**Short exercise**
Search the records for the word "this" and report each line that has it.

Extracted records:
=-=-=
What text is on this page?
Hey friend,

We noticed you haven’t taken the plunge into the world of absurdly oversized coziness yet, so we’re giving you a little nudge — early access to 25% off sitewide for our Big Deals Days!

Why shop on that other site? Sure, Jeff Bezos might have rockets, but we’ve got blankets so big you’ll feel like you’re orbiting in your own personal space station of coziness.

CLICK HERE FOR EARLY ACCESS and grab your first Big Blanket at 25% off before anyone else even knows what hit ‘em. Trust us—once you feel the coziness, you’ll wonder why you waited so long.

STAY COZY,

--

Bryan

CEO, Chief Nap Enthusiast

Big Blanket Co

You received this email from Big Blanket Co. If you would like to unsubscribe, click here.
=-=-=
**Correct response**
What text is on this page?
You received this email from Big Blanket Co. If you would like to unsubscribe, click here.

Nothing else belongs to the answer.